Copy the records that follow exactly as written, but not their pictures.

++++ Information given ++++

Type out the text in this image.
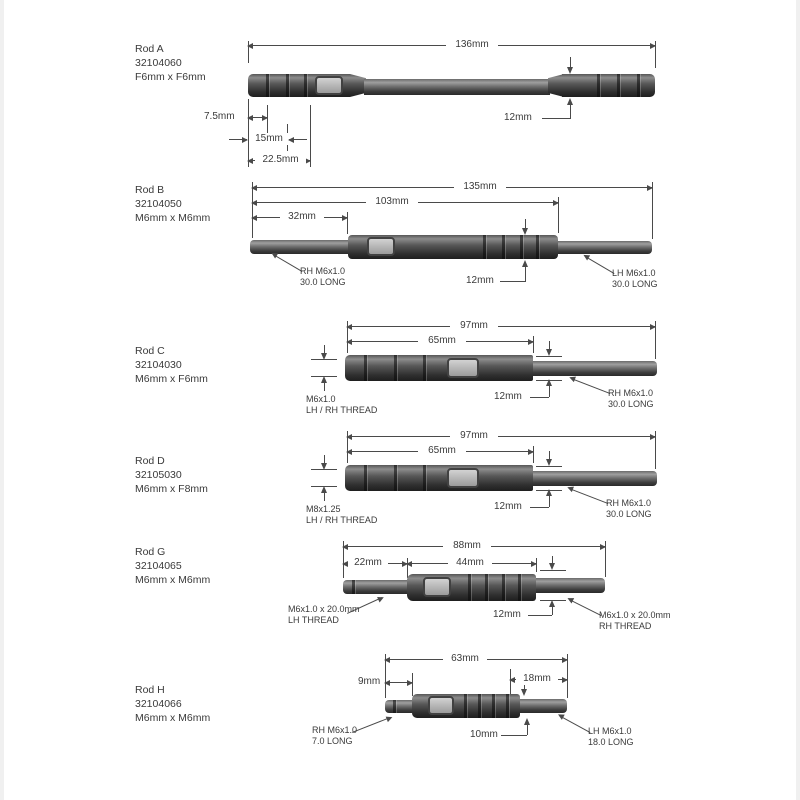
Rod A
32104060
F6mm x F6mm
136mm
12mm
7.5mm
15mm
22.5mm
Rod B
32104050
M6mm x M6mm
135mm
103mm
32mm
12mm
RH M6x1.0
30.0 LONG
LH M6x1.0
30.0 LONG
Rod C
32104030
M6mm x F6mm
97mm
65mm
M6x1.0
LH / RH THREAD
12mm	RH M6x1.0
30.0 LONG
Rod D
32105030
M6mm x F8mm
97mm
65mm
M8x1.25
LH / RH THREAD
12mm	RH M6x1.0
30.0 LONG
Rod G
32104065
M6mm x M6mm
88mm
22mm	44mm
12mm
M6x1.0 x 20.0mm
LH THREAD	M6x1.0 x 20.0mm
RH THREAD
Rod H
32104066
M6mm x M6mm
63mm
9mm	18mm
RH M6x1.0
7.0 LONG
10mm	LH M6x1.0
18.0 LONG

++++

- **Output of the exercise**:
Type out the text in this image.
Rod A
32104060
F6mm x F6mm
136mm
12mm
7.5mm
15mm
22.5mm
Rod B
32104050
M6mm x M6mm
135mm
103mm
32mm
12mm
RH M6x1.0
30.0 LONG
LH M6x1.0
30.0 LONG
Rod C
32104030
M6mm x F6mm
97mm
65mm
M6x1.0
LH / RH THREAD
12mm	RH M6x1.0
30.0 LONG
Rod D
32105030
M6mm x F8mm
97mm
65mm
M8x1.25
LH / RH THREAD
12mm	RH M6x1.0
30.0 LONG
Rod G
32104065
M6mm x M6mm
88mm
22mm	44mm
12mm
M6x1.0 x 20.0mm
LH THREAD	M6x1.0 x 20.0mm
RH THREAD
Rod H
32104066
M6mm x M6mm
63mm
9mm	18mm
RH M6x1.0
7.0 LONG
10mm	LH M6x1.0
18.0 LONG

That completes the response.